Word for word, restate every line of the listing that follows.

◆ ◆ ◆

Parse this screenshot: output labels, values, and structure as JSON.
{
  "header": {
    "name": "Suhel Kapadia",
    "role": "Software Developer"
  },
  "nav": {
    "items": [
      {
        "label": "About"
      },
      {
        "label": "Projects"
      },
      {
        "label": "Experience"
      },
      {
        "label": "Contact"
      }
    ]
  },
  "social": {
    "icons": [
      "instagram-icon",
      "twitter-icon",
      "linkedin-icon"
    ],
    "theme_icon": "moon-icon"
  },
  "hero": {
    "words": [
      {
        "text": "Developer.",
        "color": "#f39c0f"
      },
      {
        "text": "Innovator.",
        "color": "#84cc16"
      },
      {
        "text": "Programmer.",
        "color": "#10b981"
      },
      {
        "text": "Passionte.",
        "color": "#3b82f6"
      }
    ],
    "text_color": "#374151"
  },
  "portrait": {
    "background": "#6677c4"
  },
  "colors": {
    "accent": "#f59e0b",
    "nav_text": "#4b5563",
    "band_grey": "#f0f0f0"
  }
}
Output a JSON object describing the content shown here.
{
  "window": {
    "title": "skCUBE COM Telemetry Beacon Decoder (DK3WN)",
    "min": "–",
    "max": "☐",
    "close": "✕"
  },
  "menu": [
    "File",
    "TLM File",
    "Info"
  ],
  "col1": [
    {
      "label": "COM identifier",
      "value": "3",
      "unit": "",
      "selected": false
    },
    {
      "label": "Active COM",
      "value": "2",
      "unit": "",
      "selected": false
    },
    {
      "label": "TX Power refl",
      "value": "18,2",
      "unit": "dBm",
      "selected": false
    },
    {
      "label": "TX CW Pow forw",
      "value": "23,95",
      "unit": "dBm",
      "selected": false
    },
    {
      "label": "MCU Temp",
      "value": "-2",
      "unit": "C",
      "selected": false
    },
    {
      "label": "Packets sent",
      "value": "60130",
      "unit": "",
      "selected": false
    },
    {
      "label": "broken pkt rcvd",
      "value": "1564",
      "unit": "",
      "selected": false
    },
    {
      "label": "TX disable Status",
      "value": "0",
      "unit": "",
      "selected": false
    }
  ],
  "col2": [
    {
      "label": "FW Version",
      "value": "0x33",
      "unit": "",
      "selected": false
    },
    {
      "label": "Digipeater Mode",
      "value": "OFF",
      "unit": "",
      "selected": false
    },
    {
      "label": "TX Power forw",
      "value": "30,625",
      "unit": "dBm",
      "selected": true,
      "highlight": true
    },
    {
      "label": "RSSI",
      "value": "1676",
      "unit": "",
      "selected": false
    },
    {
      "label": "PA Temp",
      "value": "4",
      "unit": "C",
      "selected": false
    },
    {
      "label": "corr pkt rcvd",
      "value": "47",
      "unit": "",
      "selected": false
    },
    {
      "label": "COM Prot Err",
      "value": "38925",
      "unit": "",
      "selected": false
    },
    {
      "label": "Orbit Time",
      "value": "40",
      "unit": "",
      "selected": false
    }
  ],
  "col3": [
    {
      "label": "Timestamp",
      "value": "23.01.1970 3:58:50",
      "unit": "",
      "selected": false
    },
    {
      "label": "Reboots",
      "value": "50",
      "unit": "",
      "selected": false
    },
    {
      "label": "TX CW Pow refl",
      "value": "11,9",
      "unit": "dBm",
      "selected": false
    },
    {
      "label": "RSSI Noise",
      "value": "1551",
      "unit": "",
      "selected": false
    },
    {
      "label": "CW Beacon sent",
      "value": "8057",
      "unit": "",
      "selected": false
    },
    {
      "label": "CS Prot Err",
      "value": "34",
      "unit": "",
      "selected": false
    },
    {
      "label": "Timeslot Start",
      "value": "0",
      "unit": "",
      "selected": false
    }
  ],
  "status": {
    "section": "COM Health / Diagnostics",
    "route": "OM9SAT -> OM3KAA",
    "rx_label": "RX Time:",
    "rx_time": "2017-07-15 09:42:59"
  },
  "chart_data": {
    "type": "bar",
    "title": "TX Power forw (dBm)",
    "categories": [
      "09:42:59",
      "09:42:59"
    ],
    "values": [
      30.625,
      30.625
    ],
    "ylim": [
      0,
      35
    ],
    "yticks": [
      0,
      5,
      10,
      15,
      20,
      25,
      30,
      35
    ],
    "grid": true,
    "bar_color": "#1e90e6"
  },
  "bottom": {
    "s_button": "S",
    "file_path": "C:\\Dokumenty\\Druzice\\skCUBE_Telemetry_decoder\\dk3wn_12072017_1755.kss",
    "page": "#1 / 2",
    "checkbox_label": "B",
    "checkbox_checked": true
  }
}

◆ ◆ ◆

_Result_:
Parse this screenshot: output labels, values, and structure as JSON.
{
  "header": {
    "name": "Suhel Kapadia",
    "role": "Software Developer"
  },
  "nav": {
    "items": [
      {
        "label": "About"
      },
      {
        "label": "Projects"
      },
      {
        "label": "Experience"
      },
      {
        "label": "Contact"
      }
    ]
  },
  "social": {
    "icons": [
      "instagram-icon",
      "twitter-icon",
      "linkedin-icon"
    ],
    "theme_icon": "moon-icon"
  },
  "hero": {
    "words": [
      {
        "text": "Developer.",
        "color": "#f39c0f"
      },
      {
        "text": "Innovator.",
        "color": "#84cc16"
      },
      {
        "text": "Programmer.",
        "color": "#10b981"
      },
      {
        "text": "Passionte.",
        "color": "#3b82f6"
      }
    ],
    "text_color": "#374151"
  },
  "portrait": {
    "background": "#6677c4"
  },
  "colors": {
    "accent": "#f59e0b",
    "nav_text": "#4b5563",
    "band_grey": "#f0f0f0"
  }
}
Output a JSON object describing the content shown here.
{
  "window": {
    "title": "skCUBE COM Telemetry Beacon Decoder (DK3WN)",
    "min": "–",
    "max": "☐",
    "close": "✕"
  },
  "menu": [
    "File",
    "TLM File",
    "Info"
  ],
  "col1": [
    {
      "label": "COM identifier",
      "value": "3",
      "unit": "",
      "selected": false
    },
    {
      "label": "Active COM",
      "value": "2",
      "unit": "",
      "selected": false
    },
    {
      "label": "TX Power refl",
      "value": "18,2",
      "unit": "dBm",
      "selected": false
    },
    {
      "label": "TX CW Pow forw",
      "value": "23,95",
      "unit": "dBm",
      "selected": false
    },
    {
      "label": "MCU Temp",
      "value": "-2",
      "unit": "C",
      "selected": false
    },
    {
      "label": "Packets sent",
      "value": "60130",
      "unit": "",
      "selected": false
    },
    {
      "label": "broken pkt rcvd",
      "value": "1564",
      "unit": "",
      "selected": false
    },
    {
      "label": "TX disable Status",
      "value": "0",
      "unit": "",
      "selected": false
    }
  ],
  "col2": [
    {
      "label": "FW Version",
      "value": "0x33",
      "unit": "",
      "selected": false
    },
    {
      "label": "Digipeater Mode",
      "value": "OFF",
      "unit": "",
      "selected": false
    },
    {
      "label": "TX Power forw",
      "value": "30,625",
      "unit": "dBm",
      "selected": true,
      "highlight": true
    },
    {
      "label": "RSSI",
      "value": "1676",
      "unit": "",
      "selected": false
    },
    {
      "label": "PA Temp",
      "value": "4",
      "unit": "C",
      "selected": false
    },
    {
      "label": "corr pkt rcvd",
      "value": "47",
      "unit": "",
      "selected": false
    },
    {
      "label": "COM Prot Err",
      "value": "38925",
      "unit": "",
      "selected": false
    },
    {
      "label": "Orbit Time",
      "value": "40",
      "unit": "",
      "selected": false
    }
  ],
  "col3": [
    {
      "label": "Timestamp",
      "value": "23.01.1970 3:58:50",
      "unit": "",
      "selected": false
    },
    {
      "label": "Reboots",
      "value": "50",
      "unit": "",
      "selected": false
    },
    {
      "label": "TX CW Pow refl",
      "value": "11,9",
      "unit": "dBm",
      "selected": false
    },
    {
      "label": "RSSI Noise",
      "value": "1551",
      "unit": "",
      "selected": false
    },
    {
      "label": "CW Beacon sent",
      "value": "8057",
      "unit": "",
      "selected": false
    },
    {
      "label": "CS Prot Err",
      "value": "34",
      "unit": "",
      "selected": false
    },
    {
      "label": "Timeslot Start",
      "value": "0",
      "unit": "",
      "selected": false
    }
  ],
  "status": {
    "section": "COM Health / Diagnostics",
    "route": "OM9SAT -> OM3KAA",
    "rx_label": "RX Time:",
    "rx_time": "2017-07-15 09:42:59"
  },
  "chart_data": {
    "type": "bar",
    "title": "TX Power forw (dBm)",
    "categories": [
      "09:42:59",
      "09:42:59"
    ],
    "values": [
      30.625,
      30.625
    ],
    "ylim": [
      0,
      35
    ],
    "yticks": [
      0,
      5,
      10,
      15,
      20,
      25,
      30,
      35
    ],
    "grid": true,
    "bar_color": "#1e90e6"
  },
  "bottom": {
    "s_button": "S",
    "file_path": "C:\\Dokumenty\\Druzice\\skCUBE_Telemetry_decoder\\dk3wn_12072017_1755.kss",
    "page": "#1 / 2",
    "checkbox_label": "B",
    "checkbox_checked": true
  }
}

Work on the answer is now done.